■ **EXERCISE PROMPT**: State the number of lines below in which the word "CFDs" appears. Nothing else belongs in the answer.

— START OF GIVEN ENTRIES —

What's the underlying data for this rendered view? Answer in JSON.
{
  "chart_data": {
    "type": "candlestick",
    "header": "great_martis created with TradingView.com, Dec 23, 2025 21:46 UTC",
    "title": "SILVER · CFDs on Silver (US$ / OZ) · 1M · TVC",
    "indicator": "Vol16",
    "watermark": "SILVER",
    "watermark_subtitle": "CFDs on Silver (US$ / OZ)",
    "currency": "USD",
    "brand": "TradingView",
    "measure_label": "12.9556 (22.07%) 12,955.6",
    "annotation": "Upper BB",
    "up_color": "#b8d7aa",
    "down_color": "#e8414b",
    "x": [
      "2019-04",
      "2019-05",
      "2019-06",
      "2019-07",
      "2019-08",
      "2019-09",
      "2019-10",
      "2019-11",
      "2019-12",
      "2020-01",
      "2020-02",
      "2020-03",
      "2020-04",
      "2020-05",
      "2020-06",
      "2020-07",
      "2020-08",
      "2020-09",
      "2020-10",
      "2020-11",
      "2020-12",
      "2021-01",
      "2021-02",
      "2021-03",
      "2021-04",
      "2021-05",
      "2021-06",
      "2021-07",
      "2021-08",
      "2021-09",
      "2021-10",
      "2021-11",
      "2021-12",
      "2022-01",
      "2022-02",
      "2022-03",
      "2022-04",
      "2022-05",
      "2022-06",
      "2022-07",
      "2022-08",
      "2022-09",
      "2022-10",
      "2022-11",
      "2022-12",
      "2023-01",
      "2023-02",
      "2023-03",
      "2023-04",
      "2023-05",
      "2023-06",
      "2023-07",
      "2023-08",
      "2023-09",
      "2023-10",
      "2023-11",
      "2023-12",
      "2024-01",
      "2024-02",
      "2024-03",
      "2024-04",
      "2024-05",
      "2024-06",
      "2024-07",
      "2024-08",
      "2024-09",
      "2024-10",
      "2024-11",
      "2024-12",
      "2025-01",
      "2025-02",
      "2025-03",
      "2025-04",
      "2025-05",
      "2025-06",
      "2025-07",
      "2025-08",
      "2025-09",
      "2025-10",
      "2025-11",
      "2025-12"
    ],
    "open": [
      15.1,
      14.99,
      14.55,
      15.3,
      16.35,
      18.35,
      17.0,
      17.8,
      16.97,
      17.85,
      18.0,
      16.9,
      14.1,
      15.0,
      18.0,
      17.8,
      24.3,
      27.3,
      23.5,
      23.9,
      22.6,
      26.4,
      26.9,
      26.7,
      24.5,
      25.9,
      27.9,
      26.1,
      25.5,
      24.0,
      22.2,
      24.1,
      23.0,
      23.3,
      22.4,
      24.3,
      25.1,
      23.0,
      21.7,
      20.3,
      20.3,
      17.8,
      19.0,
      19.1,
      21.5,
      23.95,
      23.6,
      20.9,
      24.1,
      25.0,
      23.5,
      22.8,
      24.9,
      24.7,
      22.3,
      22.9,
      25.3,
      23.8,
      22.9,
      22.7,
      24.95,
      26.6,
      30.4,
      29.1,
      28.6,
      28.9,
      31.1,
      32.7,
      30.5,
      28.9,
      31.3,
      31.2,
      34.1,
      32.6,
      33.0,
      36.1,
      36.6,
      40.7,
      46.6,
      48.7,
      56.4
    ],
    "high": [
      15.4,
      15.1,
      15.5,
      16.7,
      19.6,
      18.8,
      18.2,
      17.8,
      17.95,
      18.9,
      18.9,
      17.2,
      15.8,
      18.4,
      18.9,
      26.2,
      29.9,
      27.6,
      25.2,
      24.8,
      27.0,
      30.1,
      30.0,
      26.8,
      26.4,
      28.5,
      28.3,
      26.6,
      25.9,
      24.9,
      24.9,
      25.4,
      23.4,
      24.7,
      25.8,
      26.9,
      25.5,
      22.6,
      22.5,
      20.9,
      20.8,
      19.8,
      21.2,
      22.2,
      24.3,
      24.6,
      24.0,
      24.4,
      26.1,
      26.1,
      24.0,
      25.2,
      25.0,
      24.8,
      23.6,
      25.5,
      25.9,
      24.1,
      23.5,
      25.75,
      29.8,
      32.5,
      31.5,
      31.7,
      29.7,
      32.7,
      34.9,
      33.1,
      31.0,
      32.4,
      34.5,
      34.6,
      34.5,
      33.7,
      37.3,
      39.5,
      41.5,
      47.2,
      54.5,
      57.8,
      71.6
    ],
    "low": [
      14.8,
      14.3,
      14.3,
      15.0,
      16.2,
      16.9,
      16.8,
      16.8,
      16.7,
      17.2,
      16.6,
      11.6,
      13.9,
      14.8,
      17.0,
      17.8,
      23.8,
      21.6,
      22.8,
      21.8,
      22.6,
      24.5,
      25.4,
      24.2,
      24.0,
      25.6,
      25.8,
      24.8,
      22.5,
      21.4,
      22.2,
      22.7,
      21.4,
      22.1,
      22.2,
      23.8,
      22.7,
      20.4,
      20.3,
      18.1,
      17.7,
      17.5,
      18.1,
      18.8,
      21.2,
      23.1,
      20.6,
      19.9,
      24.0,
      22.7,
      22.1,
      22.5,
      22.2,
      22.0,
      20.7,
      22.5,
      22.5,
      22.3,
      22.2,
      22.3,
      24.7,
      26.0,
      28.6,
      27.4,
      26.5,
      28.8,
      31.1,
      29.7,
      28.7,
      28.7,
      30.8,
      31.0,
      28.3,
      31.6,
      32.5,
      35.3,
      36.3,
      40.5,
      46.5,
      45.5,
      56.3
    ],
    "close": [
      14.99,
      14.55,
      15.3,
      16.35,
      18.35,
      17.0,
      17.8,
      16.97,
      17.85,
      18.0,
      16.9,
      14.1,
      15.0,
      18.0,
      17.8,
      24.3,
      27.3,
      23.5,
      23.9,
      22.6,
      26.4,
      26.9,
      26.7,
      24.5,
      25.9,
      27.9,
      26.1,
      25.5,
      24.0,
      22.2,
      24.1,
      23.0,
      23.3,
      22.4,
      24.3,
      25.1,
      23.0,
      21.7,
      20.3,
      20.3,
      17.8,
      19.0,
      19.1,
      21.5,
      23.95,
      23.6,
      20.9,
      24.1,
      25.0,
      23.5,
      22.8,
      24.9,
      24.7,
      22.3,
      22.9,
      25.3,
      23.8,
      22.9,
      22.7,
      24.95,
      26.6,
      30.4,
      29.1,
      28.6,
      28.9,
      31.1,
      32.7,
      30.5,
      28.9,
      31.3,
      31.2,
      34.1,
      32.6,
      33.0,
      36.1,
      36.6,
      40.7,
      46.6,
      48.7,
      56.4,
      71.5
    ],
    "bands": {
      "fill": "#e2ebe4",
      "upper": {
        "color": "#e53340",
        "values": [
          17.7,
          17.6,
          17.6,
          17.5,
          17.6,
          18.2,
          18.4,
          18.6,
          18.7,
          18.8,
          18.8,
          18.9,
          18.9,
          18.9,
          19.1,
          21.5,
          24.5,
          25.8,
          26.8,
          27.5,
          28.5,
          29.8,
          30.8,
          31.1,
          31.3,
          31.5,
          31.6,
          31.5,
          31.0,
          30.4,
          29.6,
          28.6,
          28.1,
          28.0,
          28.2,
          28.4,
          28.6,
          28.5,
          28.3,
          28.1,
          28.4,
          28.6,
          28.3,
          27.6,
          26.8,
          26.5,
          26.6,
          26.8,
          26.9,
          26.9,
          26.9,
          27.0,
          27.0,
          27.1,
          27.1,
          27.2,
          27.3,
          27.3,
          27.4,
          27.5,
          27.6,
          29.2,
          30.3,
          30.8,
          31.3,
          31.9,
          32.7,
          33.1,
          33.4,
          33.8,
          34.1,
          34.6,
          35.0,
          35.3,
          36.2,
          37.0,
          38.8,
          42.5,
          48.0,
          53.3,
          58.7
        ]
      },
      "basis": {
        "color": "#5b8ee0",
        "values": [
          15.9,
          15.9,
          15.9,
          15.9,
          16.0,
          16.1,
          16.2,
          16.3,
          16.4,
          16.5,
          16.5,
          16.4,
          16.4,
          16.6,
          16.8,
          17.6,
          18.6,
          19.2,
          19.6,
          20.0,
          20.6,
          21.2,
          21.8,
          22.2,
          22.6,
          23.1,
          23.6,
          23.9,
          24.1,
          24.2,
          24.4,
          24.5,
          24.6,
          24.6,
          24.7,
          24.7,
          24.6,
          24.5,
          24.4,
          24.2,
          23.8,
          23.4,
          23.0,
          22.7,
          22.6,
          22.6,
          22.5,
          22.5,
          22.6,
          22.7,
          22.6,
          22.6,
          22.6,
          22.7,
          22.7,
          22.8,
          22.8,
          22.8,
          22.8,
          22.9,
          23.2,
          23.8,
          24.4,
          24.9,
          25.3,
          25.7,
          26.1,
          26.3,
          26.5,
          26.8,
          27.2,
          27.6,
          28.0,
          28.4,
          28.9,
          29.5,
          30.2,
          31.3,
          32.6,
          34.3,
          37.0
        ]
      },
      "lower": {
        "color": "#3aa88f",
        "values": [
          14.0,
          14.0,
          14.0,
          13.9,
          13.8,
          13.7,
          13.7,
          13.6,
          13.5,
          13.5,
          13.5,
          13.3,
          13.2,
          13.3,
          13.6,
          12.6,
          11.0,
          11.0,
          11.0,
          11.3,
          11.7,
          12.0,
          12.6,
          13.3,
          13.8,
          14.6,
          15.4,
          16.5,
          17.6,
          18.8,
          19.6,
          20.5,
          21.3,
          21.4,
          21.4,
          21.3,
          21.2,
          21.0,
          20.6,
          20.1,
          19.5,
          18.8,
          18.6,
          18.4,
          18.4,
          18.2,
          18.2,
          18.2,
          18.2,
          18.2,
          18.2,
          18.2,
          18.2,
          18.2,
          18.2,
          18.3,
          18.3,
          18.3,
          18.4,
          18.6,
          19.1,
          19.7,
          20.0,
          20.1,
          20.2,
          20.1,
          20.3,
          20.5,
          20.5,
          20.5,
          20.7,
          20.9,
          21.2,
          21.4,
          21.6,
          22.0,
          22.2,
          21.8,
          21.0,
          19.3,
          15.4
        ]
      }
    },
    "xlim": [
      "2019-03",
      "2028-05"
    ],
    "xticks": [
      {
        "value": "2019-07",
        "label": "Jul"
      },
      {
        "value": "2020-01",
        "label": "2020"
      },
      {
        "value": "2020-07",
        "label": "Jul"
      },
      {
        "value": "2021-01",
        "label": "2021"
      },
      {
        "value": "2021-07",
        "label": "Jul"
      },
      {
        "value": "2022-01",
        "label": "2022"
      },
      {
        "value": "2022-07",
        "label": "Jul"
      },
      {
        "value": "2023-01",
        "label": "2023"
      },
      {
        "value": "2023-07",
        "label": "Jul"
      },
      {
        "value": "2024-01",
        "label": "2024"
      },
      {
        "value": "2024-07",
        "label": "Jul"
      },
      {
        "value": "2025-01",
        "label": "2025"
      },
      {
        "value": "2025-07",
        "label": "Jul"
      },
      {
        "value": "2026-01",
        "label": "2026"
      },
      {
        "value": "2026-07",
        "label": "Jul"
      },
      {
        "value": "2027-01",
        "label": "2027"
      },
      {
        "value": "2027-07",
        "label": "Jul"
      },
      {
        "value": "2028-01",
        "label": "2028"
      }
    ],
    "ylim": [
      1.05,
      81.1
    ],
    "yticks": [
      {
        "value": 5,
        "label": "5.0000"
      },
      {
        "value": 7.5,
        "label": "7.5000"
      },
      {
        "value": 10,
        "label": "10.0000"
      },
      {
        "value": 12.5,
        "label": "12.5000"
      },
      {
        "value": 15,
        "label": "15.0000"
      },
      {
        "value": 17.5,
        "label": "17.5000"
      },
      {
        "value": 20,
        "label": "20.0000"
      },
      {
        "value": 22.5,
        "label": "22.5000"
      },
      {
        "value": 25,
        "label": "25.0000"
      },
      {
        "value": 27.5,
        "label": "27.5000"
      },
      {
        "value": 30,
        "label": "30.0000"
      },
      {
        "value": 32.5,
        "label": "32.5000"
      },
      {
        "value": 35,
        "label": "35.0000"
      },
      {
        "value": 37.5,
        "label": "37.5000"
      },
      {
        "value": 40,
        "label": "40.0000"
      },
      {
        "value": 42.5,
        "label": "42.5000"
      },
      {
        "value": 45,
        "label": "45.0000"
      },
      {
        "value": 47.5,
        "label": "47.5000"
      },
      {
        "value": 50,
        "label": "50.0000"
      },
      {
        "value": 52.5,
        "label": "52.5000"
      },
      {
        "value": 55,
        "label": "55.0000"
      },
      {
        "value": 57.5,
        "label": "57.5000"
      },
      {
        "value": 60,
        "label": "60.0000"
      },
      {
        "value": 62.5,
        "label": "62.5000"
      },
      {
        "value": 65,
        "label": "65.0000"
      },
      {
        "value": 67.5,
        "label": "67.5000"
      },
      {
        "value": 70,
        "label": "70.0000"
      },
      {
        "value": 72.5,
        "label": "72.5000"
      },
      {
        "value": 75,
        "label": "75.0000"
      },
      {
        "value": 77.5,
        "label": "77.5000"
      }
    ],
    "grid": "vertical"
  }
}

— END OF GIVEN ENTRIES —

■ **RESPONSE TO THIS TASK**: 2